*WORK TO COMPLETE*: Pictures stay out of the copy; set down each line of the listing below exactly.

*SUPPLIED RECORDS*:
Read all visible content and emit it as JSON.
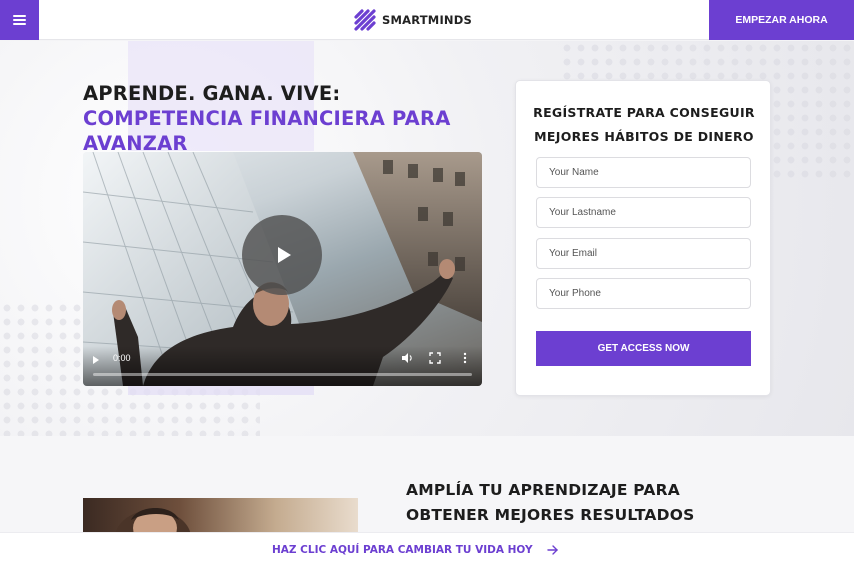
{
  "header": {
    "brand": "SMARTMINDS",
    "cta_label": "EMPEZAR AHORA",
    "icons": {
      "menu": "hamburger-menu-icon",
      "logo": "smartminds-logo-icon"
    }
  },
  "hero": {
    "title_plain": "APRENDE. GANA. VIVE: ",
    "title_accent": "COMPETENCIA FINANCIERA PARA AVANZAR",
    "video": {
      "time": "0:00",
      "progress": 0,
      "icons": [
        "play-icon",
        "volume-icon",
        "fullscreen-icon",
        "more-options-icon"
      ]
    }
  },
  "form": {
    "title": "REGÍSTRATE PARA CONSEGUIR MEJORES HÁBITOS DE DINERO",
    "fields": [
      {
        "placeholder": "Your Name",
        "value": ""
      },
      {
        "placeholder": "Your Lastname",
        "value": ""
      },
      {
        "placeholder": "Your Email",
        "value": ""
      },
      {
        "placeholder": "Your Phone",
        "value": ""
      }
    ],
    "submit_label": "GET ACCESS NOW"
  },
  "section2": {
    "title": "AMPLÍA TU APRENDIZAJE PARA OBTENER MEJORES RESULTADOS"
  },
  "sticky": {
    "link_text": "HAZ CLIC AQUÍ PARA CAMBIAR TU VIDA HOY",
    "icon": "arrow-right-icon"
  },
  "colors": {
    "accent": "#6c3fd1",
    "text": "#1d1d1d",
    "background": "#f4f4f6"
  }
}
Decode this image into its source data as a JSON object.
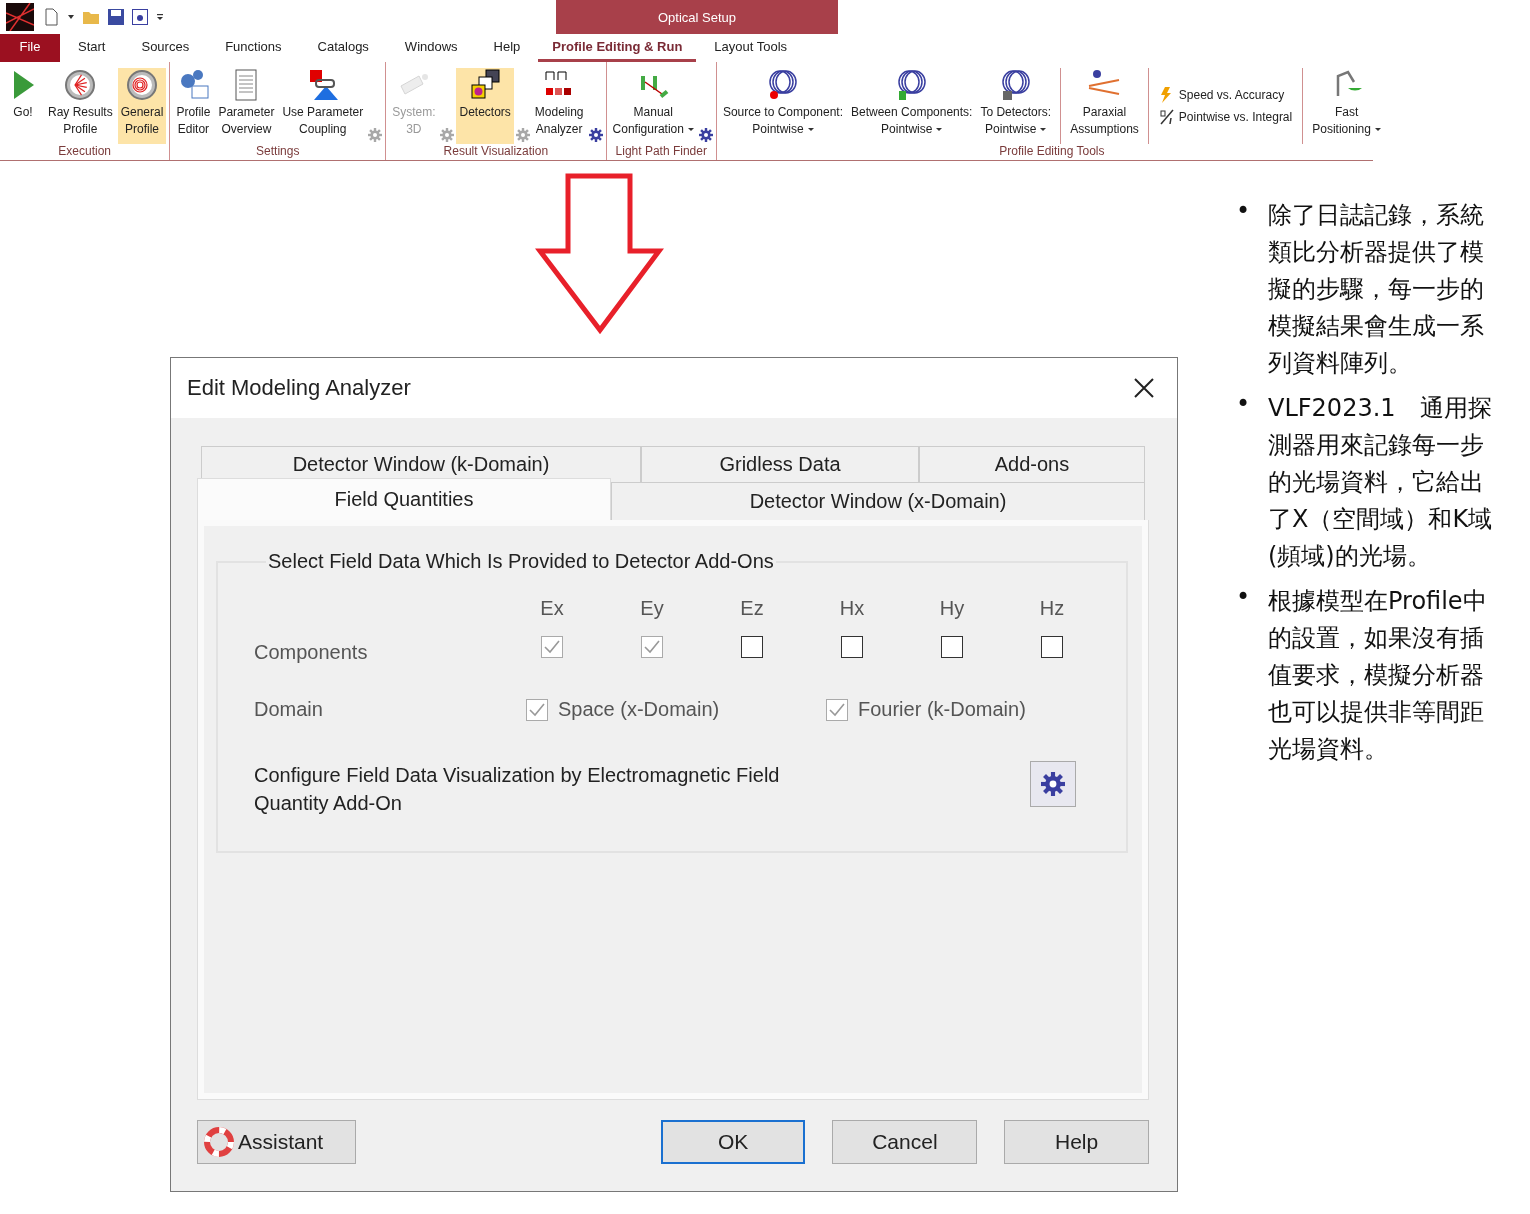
{
  "context_tab": {
    "title": "Optical Setup"
  },
  "menu_tabs": [
    {
      "label": "File",
      "kind": "file",
      "selected": false
    },
    {
      "label": "Start",
      "kind": "tab",
      "selected": false
    },
    {
      "label": "Sources",
      "kind": "tab",
      "selected": false
    },
    {
      "label": "Functions",
      "kind": "tab",
      "selected": false
    },
    {
      "label": "Catalogs",
      "kind": "tab",
      "selected": false
    },
    {
      "label": "Windows",
      "kind": "tab",
      "selected": false
    },
    {
      "label": "Help",
      "kind": "tab",
      "selected": false
    },
    {
      "label": "Profile Editing & Run",
      "kind": "tab",
      "selected": true
    },
    {
      "label": "Layout Tools",
      "kind": "tab",
      "selected": false
    }
  ],
  "ribbon_groups": [
    {
      "label": "Execution",
      "items": [
        {
          "kind": "large",
          "lines": [
            "Go!"
          ],
          "highlighted": false,
          "disabled": false,
          "dropdown": false
        },
        {
          "kind": "large",
          "lines": [
            "Ray Results",
            "Profile"
          ],
          "highlighted": false,
          "disabled": false,
          "dropdown": false
        },
        {
          "kind": "large",
          "lines": [
            "General",
            "Profile"
          ],
          "highlighted": true,
          "disabled": false,
          "dropdown": false
        }
      ]
    },
    {
      "label": "Settings",
      "items": [
        {
          "kind": "large",
          "lines": [
            "Profile",
            "Editor"
          ],
          "highlighted": false,
          "disabled": false,
          "dropdown": false
        },
        {
          "kind": "large",
          "lines": [
            "Parameter",
            "Overview"
          ],
          "highlighted": false,
          "disabled": false,
          "dropdown": false
        },
        {
          "kind": "large",
          "lines": [
            "Use Parameter",
            "Coupling"
          ],
          "highlighted": false,
          "disabled": false,
          "dropdown": false
        },
        {
          "kind": "gear",
          "disabled": true
        }
      ]
    },
    {
      "label": "Result Visualization",
      "items": [
        {
          "kind": "large",
          "lines": [
            "System:",
            "3D"
          ],
          "highlighted": false,
          "disabled": true,
          "dropdown": false
        },
        {
          "kind": "gear",
          "disabled": true
        },
        {
          "kind": "large",
          "lines": [
            "Detectors"
          ],
          "highlighted": true,
          "disabled": false,
          "dropdown": false
        },
        {
          "kind": "gear",
          "disabled": true
        },
        {
          "kind": "large",
          "lines": [
            "Modeling",
            "Analyzer"
          ],
          "highlighted": false,
          "disabled": false,
          "dropdown": false
        },
        {
          "kind": "gear",
          "disabled": false
        }
      ]
    },
    {
      "label": "Light Path Finder",
      "items": [
        {
          "kind": "large",
          "lines": [
            "Manual",
            "Configuration"
          ],
          "highlighted": false,
          "disabled": false,
          "dropdown": true
        },
        {
          "kind": "gear",
          "disabled": false
        }
      ]
    },
    {
      "label": "Profile Editing Tools",
      "items": [
        {
          "kind": "large",
          "lines": [
            "Source to Component:",
            "Pointwise"
          ],
          "highlighted": false,
          "disabled": false,
          "dropdown": true
        },
        {
          "kind": "large",
          "lines": [
            "Between Components:",
            "Pointwise"
          ],
          "highlighted": false,
          "disabled": false,
          "dropdown": true
        },
        {
          "kind": "large",
          "lines": [
            "To Detectors:",
            "Pointwise"
          ],
          "highlighted": false,
          "disabled": false,
          "dropdown": true
        },
        {
          "kind": "separator"
        },
        {
          "kind": "large",
          "lines": [
            "Paraxial",
            "Assumptions"
          ],
          "highlighted": false,
          "disabled": false,
          "dropdown": false
        },
        {
          "kind": "separator"
        },
        {
          "kind": "stack",
          "entries": [
            "Speed vs. Accuracy",
            "Pointwise vs. Integral"
          ]
        },
        {
          "kind": "separator"
        },
        {
          "kind": "large",
          "lines": [
            "Fast",
            "Positioning"
          ],
          "highlighted": false,
          "disabled": false,
          "dropdown": true
        }
      ]
    }
  ],
  "dialog": {
    "title": "Edit Modeling Analyzer",
    "tab_rows": [
      [
        {
          "label": "Detector Window (k-Domain)",
          "selected": false
        },
        {
          "label": "Gridless Data",
          "selected": false
        },
        {
          "label": "Add-ons",
          "selected": false
        }
      ],
      [
        {
          "label": "Field Quantities",
          "selected": true
        },
        {
          "label": "Detector Window (x-Domain)",
          "selected": false
        }
      ]
    ],
    "group_title": "Select Field Data Which Is Provided to Detector Add-Ons",
    "components_label": "Components",
    "components": [
      {
        "label": "Ex",
        "checked": true,
        "disabled": true
      },
      {
        "label": "Ey",
        "checked": true,
        "disabled": true
      },
      {
        "label": "Ez",
        "checked": false,
        "disabled": false
      },
      {
        "label": "Hx",
        "checked": false,
        "disabled": false
      },
      {
        "label": "Hy",
        "checked": false,
        "disabled": false
      },
      {
        "label": "Hz",
        "checked": false,
        "disabled": false
      }
    ],
    "domain_label": "Domain",
    "domains": [
      {
        "label": "Space (x-Domain)",
        "checked": true,
        "disabled": true
      },
      {
        "label": "Fourier (k-Domain)",
        "checked": true,
        "disabled": true
      }
    ],
    "configure_text": "Configure Field Data Visualization by Electromagnetic Field Quantity Add-On",
    "buttons": [
      {
        "label": "Assistant",
        "kind": "assistant",
        "default": false
      },
      {
        "label": "OK",
        "kind": "plain",
        "default": true
      },
      {
        "label": "Cancel",
        "kind": "plain",
        "default": false
      },
      {
        "label": "Help",
        "kind": "plain",
        "default": false
      }
    ]
  },
  "notes": [
    {
      "bullet": "•",
      "text": "除了日誌記錄，系統類比分析器提供了模擬的步驟，每一步的模擬結果會生成一系列資料陣列。"
    },
    {
      "bullet": "•",
      "text": "VLF2023.1　通用探測器用來記錄每一步的光場資料，它給出了X（空間域）和K域(頻域)的光場。"
    },
    {
      "bullet": "•",
      "text": "根據模型在Profile中的設置，如果沒有插值要求，模擬分析器也可以提供非等間距光場資料。"
    }
  ]
}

*SOLUTION FOR THIS EXERCISE*:
Read all visible content and emit it as JSON.
{
  "header": {
    "brand": "SMARTMINDS",
    "cta_label": "EMPEZAR AHORA",
    "icons": {
      "menu": "hamburger-menu-icon",
      "logo": "smartminds-logo-icon"
    }
  },
  "hero": {
    "title_plain": "APRENDE. GANA. VIVE: ",
    "title_accent": "COMPETENCIA FINANCIERA PARA AVANZAR",
    "video": {
      "time": "0:00",
      "progress": 0,
      "icons": [
        "play-icon",
        "volume-icon",
        "fullscreen-icon",
        "more-options-icon"
      ]
    }
  },
  "form": {
    "title": "REGÍSTRATE PARA CONSEGUIR MEJORES HÁBITOS DE DINERO",
    "fields": [
      {
        "placeholder": "Your Name",
        "value": ""
      },
      {
        "placeholder": "Your Lastname",
        "value": ""
      },
      {
        "placeholder": "Your Email",
        "value": ""
      },
      {
        "placeholder": "Your Phone",
        "value": ""
      }
    ],
    "submit_label": "GET ACCESS NOW"
  },
  "section2": {
    "title": "AMPLÍA TU APRENDIZAJE PARA OBTENER MEJORES RESULTADOS"
  },
  "sticky": {
    "link_text": "HAZ CLIC AQUÍ PARA CAMBIAR TU VIDA HOY",
    "icon": "arrow-right-icon"
  },
  "colors": {
    "accent": "#6c3fd1",
    "text": "#1d1d1d",
    "background": "#f4f4f6"
  }
}
Decode this image into its source data as a JSON object.
{
  "context_tab": {
    "title": "Optical Setup"
  },
  "menu_tabs": [
    {
      "label": "File",
      "kind": "file",
      "selected": false
    },
    {
      "label": "Start",
      "kind": "tab",
      "selected": false
    },
    {
      "label": "Sources",
      "kind": "tab",
      "selected": false
    },
    {
      "label": "Functions",
      "kind": "tab",
      "selected": false
    },
    {
      "label": "Catalogs",
      "kind": "tab",
      "selected": false
    },
    {
      "label": "Windows",
      "kind": "tab",
      "selected": false
    },
    {
      "label": "Help",
      "kind": "tab",
      "selected": false
    },
    {
      "label": "Profile Editing & Run",
      "kind": "tab",
      "selected": true
    },
    {
      "label": "Layout Tools",
      "kind": "tab",
      "selected": false
    }
  ],
  "ribbon_groups": [
    {
      "label": "Execution",
      "items": [
        {
          "kind": "large",
          "lines": [
            "Go!"
          ],
          "highlighted": false,
          "disabled": false,
          "dropdown": false
        },
        {
          "kind": "large",
          "lines": [
            "Ray Results",
            "Profile"
          ],
          "highlighted": false,
          "disabled": false,
          "dropdown": false
        },
        {
          "kind": "large",
          "lines": [
            "General",
            "Profile"
          ],
          "highlighted": true,
          "disabled": false,
          "dropdown": false
        }
      ]
    },
    {
      "label": "Settings",
      "items": [
        {
          "kind": "large",
          "lines": [
            "Profile",
            "Editor"
          ],
          "highlighted": false,
          "disabled": false,
          "dropdown": false
        },
        {
          "kind": "large",
          "lines": [
            "Parameter",
            "Overview"
          ],
          "highlighted": false,
          "disabled": false,
          "dropdown": false
        },
        {
          "kind": "large",
          "lines": [
            "Use Parameter",
            "Coupling"
          ],
          "highlighted": false,
          "disabled": false,
          "dropdown": false
        },
        {
          "kind": "gear",
          "disabled": true
        }
      ]
    },
    {
      "label": "Result Visualization",
      "items": [
        {
          "kind": "large",
          "lines": [
            "System:",
            "3D"
          ],
          "highlighted": false,
          "disabled": true,
          "dropdown": false
        },
        {
          "kind": "gear",
          "disabled": true
        },
        {
          "kind": "large",
          "lines": [
            "Detectors"
          ],
          "highlighted": true,
          "disabled": false,
          "dropdown": false
        },
        {
          "kind": "gear",
          "disabled": true
        },
        {
          "kind": "large",
          "lines": [
            "Modeling",
            "Analyzer"
          ],
          "highlighted": false,
          "disabled": false,
          "dropdown": false
        },
        {
          "kind": "gear",
          "disabled": false
        }
      ]
    },
    {
      "label": "Light Path Finder",
      "items": [
        {
          "kind": "large",
          "lines": [
            "Manual",
            "Configuration"
          ],
          "highlighted": false,
          "disabled": false,
          "dropdown": true
        },
        {
          "kind": "gear",
          "disabled": false
        }
      ]
    },
    {
      "label": "Profile Editing Tools",
      "items": [
        {
          "kind": "large",
          "lines": [
            "Source to Component:",
            "Pointwise"
          ],
          "highlighted": false,
          "disabled": false,
          "dropdown": true
        },
        {
          "kind": "large",
          "lines": [
            "Between Components:",
            "Pointwise"
          ],
          "highlighted": false,
          "disabled": false,
          "dropdown": true
        },
        {
          "kind": "large",
          "lines": [
            "To Detectors:",
            "Pointwise"
          ],
          "highlighted": false,
          "disabled": false,
          "dropdown": true
        },
        {
          "kind": "separator"
        },
        {
          "kind": "large",
          "lines": [
            "Paraxial",
            "Assumptions"
          ],
          "highlighted": false,
          "disabled": false,
          "dropdown": false
        },
        {
          "kind": "separator"
        },
        {
          "kind": "stack",
          "entries": [
            "Speed vs. Accuracy",
            "Pointwise vs. Integral"
          ]
        },
        {
          "kind": "separator"
        },
        {
          "kind": "large",
          "lines": [
            "Fast",
            "Positioning"
          ],
          "highlighted": false,
          "disabled": false,
          "dropdown": true
        }
      ]
    }
  ],
  "dialog": {
    "title": "Edit Modeling Analyzer",
    "tab_rows": [
      [
        {
          "label": "Detector Window (k-Domain)",
          "selected": false
        },
        {
          "label": "Gridless Data",
          "selected": false
        },
        {
          "label": "Add-ons",
          "selected": false
        }
      ],
      [
        {
          "label": "Field Quantities",
          "selected": true
        },
        {
          "label": "Detector Window (x-Domain)",
          "selected": false
        }
      ]
    ],
    "group_title": "Select Field Data Which Is Provided to Detector Add-Ons",
    "components_label": "Components",
    "components": [
      {
        "label": "Ex",
        "checked": true,
        "disabled": true
      },
      {
        "label": "Ey",
        "checked": true,
        "disabled": true
      },
      {
        "label": "Ez",
        "checked": false,
        "disabled": false
      },
      {
        "label": "Hx",
        "checked": false,
        "disabled": false
      },
      {
        "label": "Hy",
        "checked": false,
        "disabled": false
      },
      {
        "label": "Hz",
        "checked": false,
        "disabled": false
      }
    ],
    "domain_label": "Domain",
    "domains": [
      {
        "label": "Space (x-Domain)",
        "checked": true,
        "disabled": true
      },
      {
        "label": "Fourier (k-Domain)",
        "checked": true,
        "disabled": true
      }
    ],
    "configure_text": "Configure Field Data Visualization by Electromagnetic Field Quantity Add-On",
    "buttons": [
      {
        "label": "Assistant",
        "kind": "assistant",
        "default": false
      },
      {
        "label": "OK",
        "kind": "plain",
        "default": true
      },
      {
        "label": "Cancel",
        "kind": "plain",
        "default": false
      },
      {
        "label": "Help",
        "kind": "plain",
        "default": false
      }
    ]
  },
  "notes": [
    {
      "bullet": "•",
      "text": "除了日誌記錄，系統類比分析器提供了模擬的步驟，每一步的模擬結果會生成一系列資料陣列。"
    },
    {
      "bullet": "•",
      "text": "VLF2023.1　通用探測器用來記錄每一步的光場資料，它給出了X（空間域）和K域(頻域)的光場。"
    },
    {
      "bullet": "•",
      "text": "根據模型在Profile中的設置，如果沒有插值要求，模擬分析器也可以提供非等間距光場資料。"
    }
  ]
}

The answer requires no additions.